[Data entries]
· · · · · · ·

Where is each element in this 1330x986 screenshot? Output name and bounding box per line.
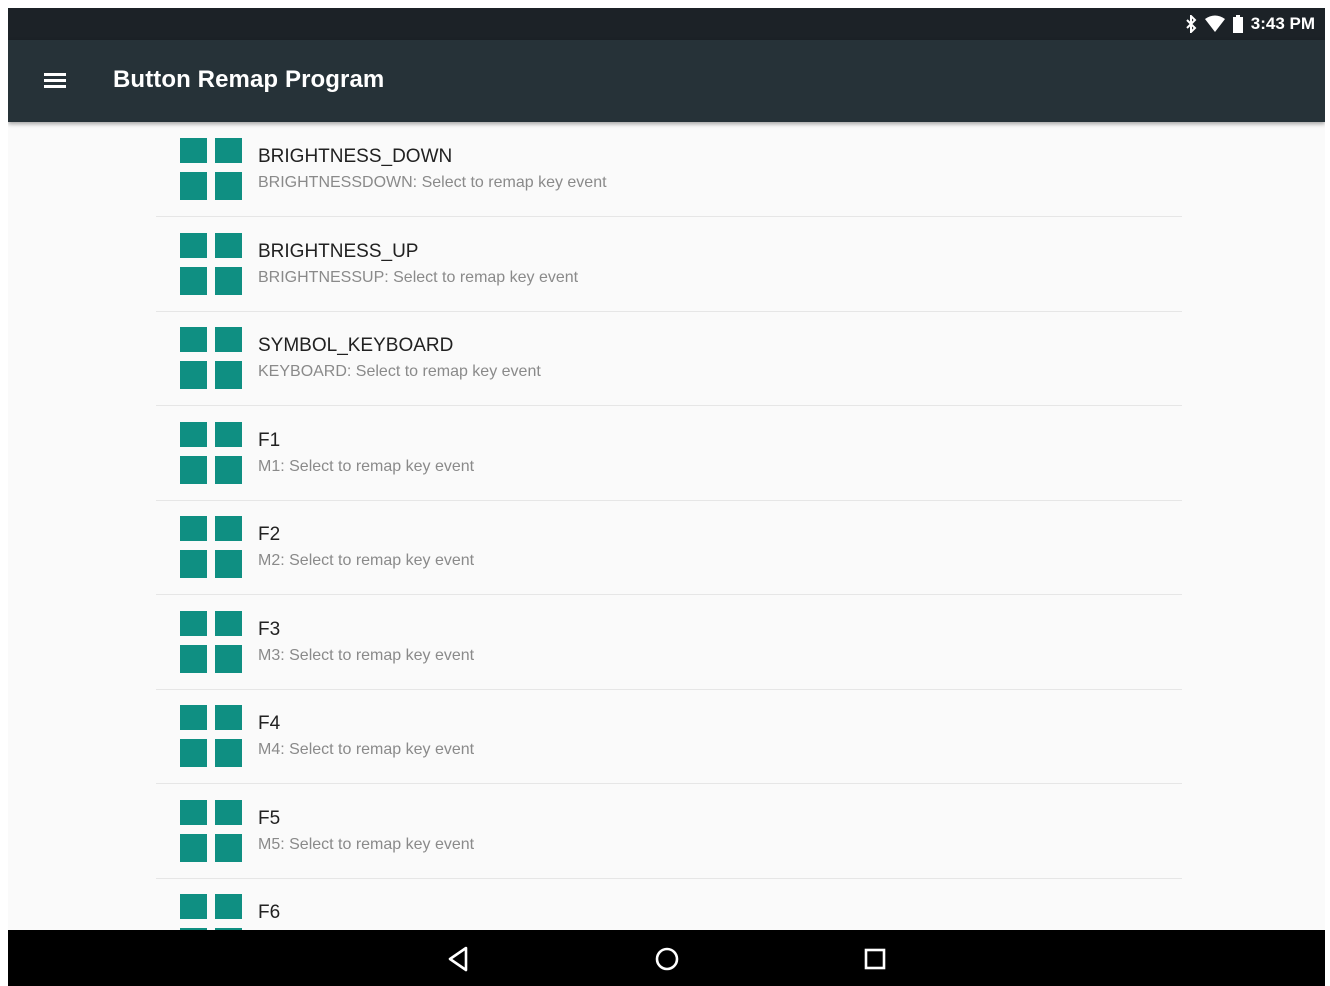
list-item[interactable]: F6 [156,878,1182,930]
item-subtitle: BRIGHTNESSUP: Select to remap key event [258,268,579,286]
navigation-bar [8,930,1325,986]
key-list[interactable]: BRIGHTNESS_DOWN BRIGHTNESSDOWN: Select to… [8,122,1325,930]
item-subtitle: M3: Select to remap key event [258,646,475,664]
grid-app-icon [180,705,242,767]
item-title: F4 [258,713,281,734]
grid-app-icon [180,327,242,389]
wifi-icon [1204,15,1225,32]
grid-app-icon [180,232,242,295]
list-item[interactable]: SYMBOL_KEYBOARD KEYBOARD: Select to remap… [156,311,1182,406]
back-icon[interactable] [444,944,474,974]
grid-app-icon [180,138,242,200]
item-subtitle: BRIGHTNESSDOWN: Select to remap key even… [258,174,607,191]
item-title: F2 [258,524,281,545]
list-item[interactable]: F4 M4: Select to remap key event [156,689,1182,784]
list-item[interactable]: F3 M3: Select to remap key event [156,595,1182,690]
list-item[interactable]: F1 M1: Select to remap key event [156,406,1182,501]
status-icons: 3:43 PM [1185,14,1315,34]
item-title: BRIGHTNESS_UP [258,240,419,262]
item-subtitle: KEYBOARD: Select to remap key event [258,363,541,380]
item-title: F5 [258,807,281,829]
grid-app-icon [180,894,242,930]
list-item[interactable]: F2 M2: Select to remap key event [156,500,1182,595]
grid-app-icon [180,421,242,484]
list-item[interactable]: F5 M5: Select to remap key event [156,784,1182,879]
item-title: F6 [258,902,281,923]
item-subtitle: M4: Select to remap key event [258,741,475,758]
grid-app-icon [180,516,242,578]
item-title: F3 [258,618,281,640]
app-bar: Button Remap Program [8,40,1325,122]
item-subtitle: M1: Select to remap key event [258,457,475,475]
item-title: BRIGHTNESS_DOWN [258,146,453,167]
list-item[interactable]: BRIGHTNESS_DOWN BRIGHTNESSDOWN: Select to… [156,122,1182,217]
item-subtitle: M2: Select to remap key event [258,552,475,569]
device-screen: 3:43 PM Button Remap Program BRIGHTNESS_… [8,8,1325,986]
bluetooth-icon [1186,15,1197,33]
item-title: SYMBOL_KEYBOARD [258,335,454,356]
status-time: 3:43 PM [1250,14,1315,33]
item-title: F1 [258,429,281,451]
home-icon[interactable] [652,944,682,974]
app-title: Button Remap Program [113,66,385,93]
status-bar: 3:43 PM [8,8,1325,40]
item-subtitle: M5: Select to remap key event [258,835,475,853]
grid-app-icon [180,799,242,862]
hamburger-menu-icon[interactable] [42,68,72,94]
list-item[interactable]: BRIGHTNESS_UP BRIGHTNESSUP: Select to rem… [156,217,1182,312]
recents-icon[interactable] [860,944,890,974]
grid-app-icon [180,610,242,673]
battery-icon [1232,15,1243,33]
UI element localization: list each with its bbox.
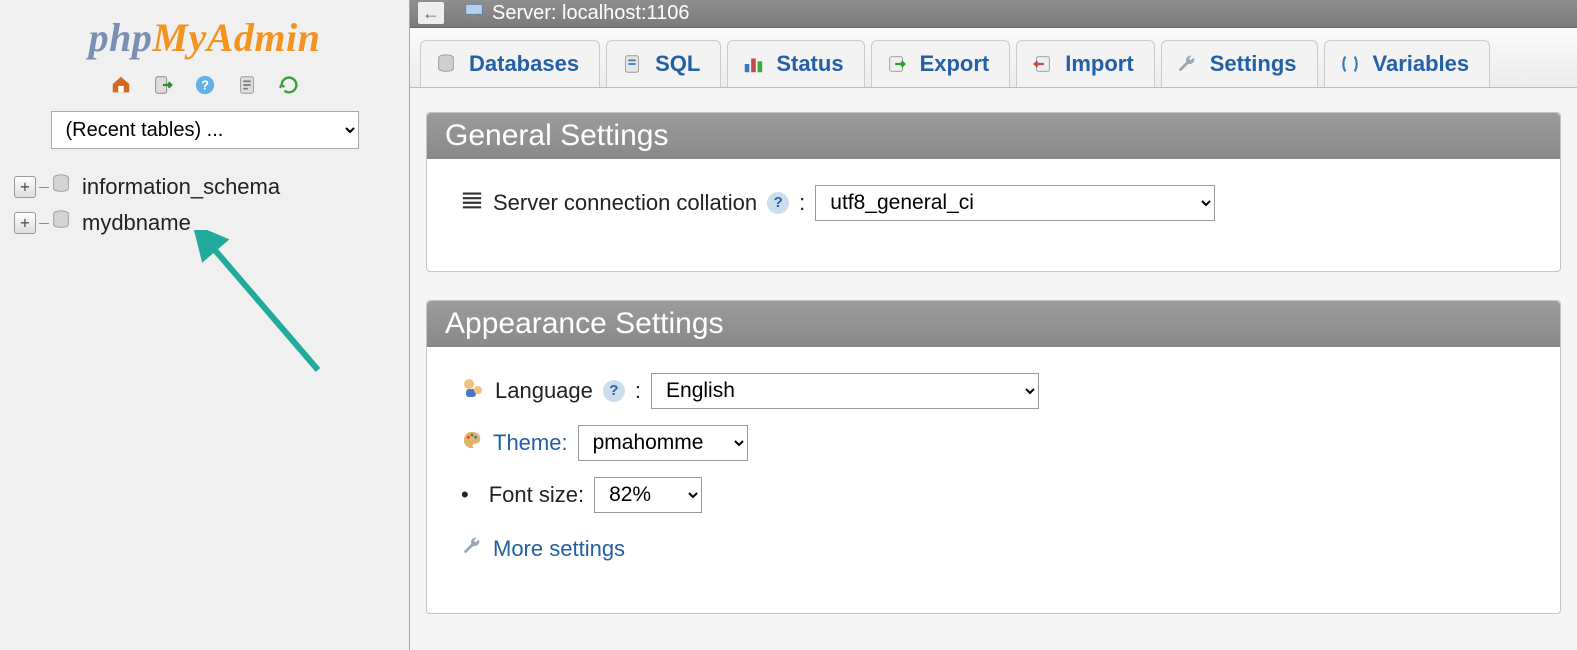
help-icon[interactable]: ? xyxy=(191,73,219,97)
back-icon[interactable]: ← xyxy=(418,2,444,24)
language-label: Language xyxy=(495,378,593,404)
theme-label[interactable]: Theme: xyxy=(493,430,568,456)
status-icon xyxy=(742,53,764,75)
help-icon[interactable]: ? xyxy=(603,380,625,402)
sidebar: phpMyAdmin ? (Recent tables) ... xyxy=(0,0,410,650)
database-icon xyxy=(435,53,457,75)
annotation-arrow xyxy=(188,230,348,400)
language-row: Language ? : English xyxy=(461,373,1526,409)
panel-appearance-settings: Appearance Settings Language ? : English xyxy=(426,300,1561,614)
panel-title: Appearance Settings xyxy=(427,301,1560,347)
tab-export[interactable]: Export xyxy=(871,40,1011,87)
sidebar-toolbar: ? xyxy=(0,73,409,97)
tab-label: Import xyxy=(1065,51,1133,77)
db-tree-item[interactable]: + mydbname xyxy=(14,205,409,241)
logout-icon[interactable] xyxy=(149,73,177,97)
wrench-icon xyxy=(461,535,483,563)
recent-tables-select[interactable]: (Recent tables) ... xyxy=(51,111,359,149)
colon: : xyxy=(635,378,641,404)
tree-connector xyxy=(39,223,49,224)
logo: phpMyAdmin xyxy=(0,0,409,61)
panel-general-settings: General Settings Server connection colla… xyxy=(426,112,1561,272)
server-label: Server: localhost:1106 xyxy=(492,2,690,25)
fontsize-label: Font size: xyxy=(489,482,584,508)
collation-row: Server connection collation ? : utf8_gen… xyxy=(461,185,1526,221)
sql-icon[interactable] xyxy=(233,73,261,97)
home-icon[interactable] xyxy=(107,73,135,97)
collation-select[interactable]: utf8_general_ci xyxy=(815,185,1215,221)
variables-icon xyxy=(1339,53,1361,75)
tab-label: Databases xyxy=(469,51,579,77)
tab-status[interactable]: Status xyxy=(727,40,864,87)
panel-title: General Settings xyxy=(427,113,1560,159)
tab-sql[interactable]: SQL xyxy=(606,40,721,87)
help-icon[interactable]: ? xyxy=(767,192,789,214)
language-select[interactable]: English xyxy=(651,373,1039,409)
topbar: ← Server: localhost:1106 xyxy=(410,0,1577,28)
palette-icon xyxy=(461,429,483,457)
more-settings-row: More settings xyxy=(461,535,1526,563)
export-icon xyxy=(886,53,908,75)
expand-icon[interactable]: + xyxy=(14,176,36,198)
svg-text:?: ? xyxy=(201,78,209,93)
database-icon xyxy=(50,209,72,237)
db-tree-item[interactable]: + information_schema xyxy=(14,169,409,205)
language-icon xyxy=(461,376,485,406)
more-settings-link[interactable]: More settings xyxy=(493,536,625,562)
main: ← Server: localhost:1106 Databases SQL xyxy=(410,0,1577,650)
db-name: information_schema xyxy=(82,174,280,200)
colon: : xyxy=(799,190,805,216)
tabbar: Databases SQL Status Export xyxy=(410,28,1577,88)
logo-part-admin: Admin xyxy=(207,15,321,60)
tab-label: Status xyxy=(776,51,843,77)
logo-part-php: php xyxy=(89,15,153,60)
collation-label: Server connection collation xyxy=(493,190,757,216)
database-tree: + information_schema + mydbname xyxy=(0,169,409,241)
tab-label: Export xyxy=(920,51,990,77)
database-icon xyxy=(50,173,72,201)
tab-variables[interactable]: Variables xyxy=(1324,40,1491,87)
logo-part-my: My xyxy=(152,15,206,60)
expand-icon[interactable]: + xyxy=(14,212,36,234)
tab-label: Settings xyxy=(1210,51,1297,77)
fontsize-select[interactable]: 82% xyxy=(594,477,702,513)
db-name: mydbname xyxy=(82,210,191,236)
tab-import[interactable]: Import xyxy=(1016,40,1154,87)
refresh-icon[interactable] xyxy=(275,73,303,97)
sql-icon xyxy=(621,53,643,75)
content: General Settings Server connection colla… xyxy=(410,88,1577,650)
wrench-icon xyxy=(1176,53,1198,75)
theme-select[interactable]: pmahomme xyxy=(578,425,748,461)
import-icon xyxy=(1031,53,1053,75)
tree-connector xyxy=(39,187,49,188)
tab-label: SQL xyxy=(655,51,700,77)
fontsize-row: Font size: 82% xyxy=(461,477,1526,513)
tab-settings[interactable]: Settings xyxy=(1161,40,1318,87)
tab-databases[interactable]: Databases xyxy=(420,40,600,87)
server-icon xyxy=(464,2,484,25)
tab-label: Variables xyxy=(1373,51,1470,77)
lines-icon xyxy=(461,190,483,216)
theme-row: Theme: pmahomme xyxy=(461,425,1526,461)
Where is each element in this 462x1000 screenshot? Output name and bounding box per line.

· · · · · · ·

• _Objective_
Copy, unchanged, the lines in the records from the one containing "help-icon[interactable]: ? xyxy=(191,73,219,97)" through the one containing "database-icon xyxy=(50,209,72,237)", both ends included.

• _Complete output_
help-icon[interactable]: ? xyxy=(191,73,219,97)
back-icon[interactable]: ← xyxy=(418,2,444,24)
language-label: Language xyxy=(495,378,593,404)
theme-label[interactable]: Theme: xyxy=(493,430,568,456)
status-icon xyxy=(742,53,764,75)
help-icon[interactable]: ? xyxy=(603,380,625,402)
sidebar: phpMyAdmin ? (Recent tables) ... xyxy=(0,0,410,650)
database-icon xyxy=(435,53,457,75)
annotation-arrow xyxy=(188,230,348,400)
language-row: Language ? : English xyxy=(461,373,1526,409)
panel-appearance-settings: Appearance Settings Language ? : English xyxy=(426,300,1561,614)
panel-title: Appearance Settings xyxy=(427,301,1560,347)
tab-export[interactable]: Export xyxy=(871,40,1011,87)
sidebar-toolbar: ? xyxy=(0,73,409,97)
tab-label: Import xyxy=(1065,51,1133,77)
db-tree-item[interactable]: + mydbname xyxy=(14,205,409,241)
logout-icon[interactable] xyxy=(149,73,177,97)
wrench-icon xyxy=(461,535,483,563)
recent-tables-select[interactable]: (Recent tables) ... xyxy=(51,111,359,149)
colon: : xyxy=(635,378,641,404)
tree-connector xyxy=(39,223,49,224)
logo: phpMyAdmin xyxy=(0,0,409,61)
panel-general-settings: General Settings Server connection colla… xyxy=(426,112,1561,272)
server-label: Server: localhost:1106 xyxy=(492,2,690,25)
fontsize-label: Font size: xyxy=(489,482,584,508)
collation-row: Server connection collation ? : utf8_gen… xyxy=(461,185,1526,221)
sql-icon[interactable] xyxy=(233,73,261,97)
home-icon[interactable] xyxy=(107,73,135,97)
collation-select[interactable]: utf8_general_ci xyxy=(815,185,1215,221)
variables-icon xyxy=(1339,53,1361,75)
tab-label: Databases xyxy=(469,51,579,77)
tab-status[interactable]: Status xyxy=(727,40,864,87)
panel-title: General Settings xyxy=(427,113,1560,159)
tab-sql[interactable]: SQL xyxy=(606,40,721,87)
help-icon[interactable]: ? xyxy=(767,192,789,214)
language-select[interactable]: English xyxy=(651,373,1039,409)
topbar: ← Server: localhost:1106 xyxy=(410,0,1577,28)
palette-icon xyxy=(461,429,483,457)
more-settings-row: More settings xyxy=(461,535,1526,563)
export-icon xyxy=(886,53,908,75)
expand-icon[interactable]: + xyxy=(14,176,36,198)
svg-text:?: ? xyxy=(201,78,209,93)
database-icon xyxy=(50,209,72,237)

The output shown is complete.